━━━━━ Dataset ━━━━━

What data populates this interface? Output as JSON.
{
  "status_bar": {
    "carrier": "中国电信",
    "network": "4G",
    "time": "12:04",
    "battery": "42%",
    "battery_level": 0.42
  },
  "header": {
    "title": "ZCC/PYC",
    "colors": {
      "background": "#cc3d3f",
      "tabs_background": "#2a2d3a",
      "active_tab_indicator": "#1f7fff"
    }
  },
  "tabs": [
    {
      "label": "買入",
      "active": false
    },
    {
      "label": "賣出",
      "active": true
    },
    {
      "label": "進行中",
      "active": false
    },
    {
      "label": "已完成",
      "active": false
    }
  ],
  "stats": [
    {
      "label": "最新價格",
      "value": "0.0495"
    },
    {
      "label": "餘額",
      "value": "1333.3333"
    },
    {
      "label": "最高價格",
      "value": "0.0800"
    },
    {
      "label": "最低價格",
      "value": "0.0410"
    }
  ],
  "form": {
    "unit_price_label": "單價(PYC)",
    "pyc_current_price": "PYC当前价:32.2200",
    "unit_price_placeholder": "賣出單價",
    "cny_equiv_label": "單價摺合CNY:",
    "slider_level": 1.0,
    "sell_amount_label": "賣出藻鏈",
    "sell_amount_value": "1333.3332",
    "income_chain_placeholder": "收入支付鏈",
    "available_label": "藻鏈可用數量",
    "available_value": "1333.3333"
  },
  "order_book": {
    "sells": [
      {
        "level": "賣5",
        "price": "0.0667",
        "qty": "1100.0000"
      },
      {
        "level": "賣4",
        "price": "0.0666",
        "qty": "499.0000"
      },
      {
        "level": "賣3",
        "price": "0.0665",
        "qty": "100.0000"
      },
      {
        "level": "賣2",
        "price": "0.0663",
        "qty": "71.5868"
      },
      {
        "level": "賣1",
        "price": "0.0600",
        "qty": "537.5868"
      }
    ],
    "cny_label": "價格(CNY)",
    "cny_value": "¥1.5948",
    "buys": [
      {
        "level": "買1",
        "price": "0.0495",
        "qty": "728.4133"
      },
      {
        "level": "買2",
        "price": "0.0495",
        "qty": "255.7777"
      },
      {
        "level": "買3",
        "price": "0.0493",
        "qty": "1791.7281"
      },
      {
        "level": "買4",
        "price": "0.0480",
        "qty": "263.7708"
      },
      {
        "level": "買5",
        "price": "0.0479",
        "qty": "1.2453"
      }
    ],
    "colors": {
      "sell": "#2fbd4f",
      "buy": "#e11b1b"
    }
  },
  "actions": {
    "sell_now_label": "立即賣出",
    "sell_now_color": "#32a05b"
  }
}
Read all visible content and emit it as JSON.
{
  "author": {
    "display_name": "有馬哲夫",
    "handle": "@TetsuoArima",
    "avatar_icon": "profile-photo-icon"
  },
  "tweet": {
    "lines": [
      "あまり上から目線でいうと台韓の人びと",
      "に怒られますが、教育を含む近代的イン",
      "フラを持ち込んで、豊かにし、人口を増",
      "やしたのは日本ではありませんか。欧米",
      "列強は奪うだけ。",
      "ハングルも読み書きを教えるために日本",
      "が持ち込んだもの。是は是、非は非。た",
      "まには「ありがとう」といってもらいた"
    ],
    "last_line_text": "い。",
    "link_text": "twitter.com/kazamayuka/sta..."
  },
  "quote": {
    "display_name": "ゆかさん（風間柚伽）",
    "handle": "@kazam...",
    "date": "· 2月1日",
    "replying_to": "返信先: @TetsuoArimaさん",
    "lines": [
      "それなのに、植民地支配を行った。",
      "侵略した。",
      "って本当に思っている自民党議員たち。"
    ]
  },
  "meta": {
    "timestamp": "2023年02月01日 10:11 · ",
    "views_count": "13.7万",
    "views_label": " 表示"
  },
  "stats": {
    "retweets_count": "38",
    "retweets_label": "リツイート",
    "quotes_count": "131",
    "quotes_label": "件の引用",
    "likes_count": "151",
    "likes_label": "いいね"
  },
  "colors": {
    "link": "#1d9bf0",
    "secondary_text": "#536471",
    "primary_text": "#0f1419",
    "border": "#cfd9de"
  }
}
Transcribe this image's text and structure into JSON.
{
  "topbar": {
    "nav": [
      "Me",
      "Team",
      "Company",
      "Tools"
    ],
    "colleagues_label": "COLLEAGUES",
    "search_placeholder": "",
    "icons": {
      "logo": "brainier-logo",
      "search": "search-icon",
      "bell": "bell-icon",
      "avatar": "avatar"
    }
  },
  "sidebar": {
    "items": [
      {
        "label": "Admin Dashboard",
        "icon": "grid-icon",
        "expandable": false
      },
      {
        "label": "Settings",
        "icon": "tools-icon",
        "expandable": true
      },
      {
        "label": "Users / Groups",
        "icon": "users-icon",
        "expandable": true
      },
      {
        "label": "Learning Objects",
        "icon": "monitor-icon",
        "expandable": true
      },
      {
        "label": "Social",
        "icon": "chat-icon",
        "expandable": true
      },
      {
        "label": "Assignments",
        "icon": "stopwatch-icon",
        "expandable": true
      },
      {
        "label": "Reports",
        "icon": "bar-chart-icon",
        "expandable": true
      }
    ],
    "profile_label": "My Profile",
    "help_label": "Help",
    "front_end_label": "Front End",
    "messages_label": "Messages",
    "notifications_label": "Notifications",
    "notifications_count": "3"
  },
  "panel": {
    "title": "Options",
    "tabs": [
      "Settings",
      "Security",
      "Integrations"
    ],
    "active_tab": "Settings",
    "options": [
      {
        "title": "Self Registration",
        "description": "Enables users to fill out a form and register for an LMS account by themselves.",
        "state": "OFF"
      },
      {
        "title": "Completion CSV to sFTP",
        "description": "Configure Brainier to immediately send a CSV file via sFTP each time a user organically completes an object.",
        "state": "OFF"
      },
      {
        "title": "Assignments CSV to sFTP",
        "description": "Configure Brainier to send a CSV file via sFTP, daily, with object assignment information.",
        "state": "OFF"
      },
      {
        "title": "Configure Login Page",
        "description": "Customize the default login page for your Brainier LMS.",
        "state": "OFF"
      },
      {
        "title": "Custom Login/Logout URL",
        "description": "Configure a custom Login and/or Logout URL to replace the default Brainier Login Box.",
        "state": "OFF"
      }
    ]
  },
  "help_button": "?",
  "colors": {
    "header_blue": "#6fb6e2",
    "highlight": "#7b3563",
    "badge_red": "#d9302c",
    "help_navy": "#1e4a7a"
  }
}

━━━━━

Look through the data above. Each line containing the word "JSON" needs to be copied.

What data populates this interface? Output as JSON.
Read all visible content and emit it as JSON.
Transcribe this image's text and structure into JSON.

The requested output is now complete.